- _TO DO_
Note how many lines in the entries contain the string "Внутренняя", then give that number and nothing else.

- _DATA FOR THIS EXERCISE_

──────────────────────────────

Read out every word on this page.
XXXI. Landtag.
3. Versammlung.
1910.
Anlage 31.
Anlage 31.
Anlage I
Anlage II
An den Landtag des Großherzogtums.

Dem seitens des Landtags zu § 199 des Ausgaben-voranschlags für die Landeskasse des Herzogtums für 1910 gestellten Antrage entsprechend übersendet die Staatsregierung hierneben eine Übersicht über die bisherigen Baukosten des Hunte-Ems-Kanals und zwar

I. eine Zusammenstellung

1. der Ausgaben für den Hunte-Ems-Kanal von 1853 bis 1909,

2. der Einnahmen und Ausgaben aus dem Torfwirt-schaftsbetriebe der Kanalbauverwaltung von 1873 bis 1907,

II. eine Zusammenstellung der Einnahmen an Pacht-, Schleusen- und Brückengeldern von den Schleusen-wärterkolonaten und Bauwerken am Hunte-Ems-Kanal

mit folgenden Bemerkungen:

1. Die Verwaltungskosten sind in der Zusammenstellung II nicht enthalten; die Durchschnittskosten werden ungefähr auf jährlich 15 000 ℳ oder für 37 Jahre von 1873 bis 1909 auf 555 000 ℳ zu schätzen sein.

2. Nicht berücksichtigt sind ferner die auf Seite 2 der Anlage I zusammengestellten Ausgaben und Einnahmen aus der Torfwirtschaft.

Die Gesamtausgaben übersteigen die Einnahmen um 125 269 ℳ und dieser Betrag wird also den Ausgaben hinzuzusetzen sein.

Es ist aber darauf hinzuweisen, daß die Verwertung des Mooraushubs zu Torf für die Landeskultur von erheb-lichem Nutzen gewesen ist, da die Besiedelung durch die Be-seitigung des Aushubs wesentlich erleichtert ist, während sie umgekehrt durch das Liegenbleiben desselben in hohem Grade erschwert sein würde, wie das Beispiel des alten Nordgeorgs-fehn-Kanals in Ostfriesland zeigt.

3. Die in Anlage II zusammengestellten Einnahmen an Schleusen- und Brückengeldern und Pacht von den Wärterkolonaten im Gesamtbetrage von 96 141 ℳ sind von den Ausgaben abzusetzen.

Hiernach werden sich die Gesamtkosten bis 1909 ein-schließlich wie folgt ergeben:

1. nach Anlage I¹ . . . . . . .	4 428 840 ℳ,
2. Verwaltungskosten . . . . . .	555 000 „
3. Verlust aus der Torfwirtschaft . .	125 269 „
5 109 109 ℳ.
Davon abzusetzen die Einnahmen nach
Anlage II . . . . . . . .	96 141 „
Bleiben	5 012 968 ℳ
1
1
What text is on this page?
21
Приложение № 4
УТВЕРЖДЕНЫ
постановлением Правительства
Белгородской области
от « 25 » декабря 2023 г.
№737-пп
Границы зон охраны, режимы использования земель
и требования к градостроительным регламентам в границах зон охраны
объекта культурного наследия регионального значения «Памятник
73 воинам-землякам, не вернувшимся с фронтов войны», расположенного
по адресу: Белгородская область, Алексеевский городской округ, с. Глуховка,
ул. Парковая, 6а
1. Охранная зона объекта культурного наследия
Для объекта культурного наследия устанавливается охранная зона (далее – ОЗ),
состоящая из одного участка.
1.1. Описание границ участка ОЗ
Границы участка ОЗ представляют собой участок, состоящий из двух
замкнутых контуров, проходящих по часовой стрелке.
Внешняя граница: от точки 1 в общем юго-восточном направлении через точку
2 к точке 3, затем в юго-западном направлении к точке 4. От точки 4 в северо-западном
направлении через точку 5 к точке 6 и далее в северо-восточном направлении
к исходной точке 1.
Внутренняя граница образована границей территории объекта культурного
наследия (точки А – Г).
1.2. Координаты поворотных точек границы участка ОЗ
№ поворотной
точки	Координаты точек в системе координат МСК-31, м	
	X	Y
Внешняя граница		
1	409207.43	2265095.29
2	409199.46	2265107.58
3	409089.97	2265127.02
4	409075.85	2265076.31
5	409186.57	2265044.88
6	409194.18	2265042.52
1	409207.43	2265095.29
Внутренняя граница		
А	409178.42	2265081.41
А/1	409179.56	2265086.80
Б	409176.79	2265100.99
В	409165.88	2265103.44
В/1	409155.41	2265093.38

──────────────────────────────

- _CORRECT RESULT_
2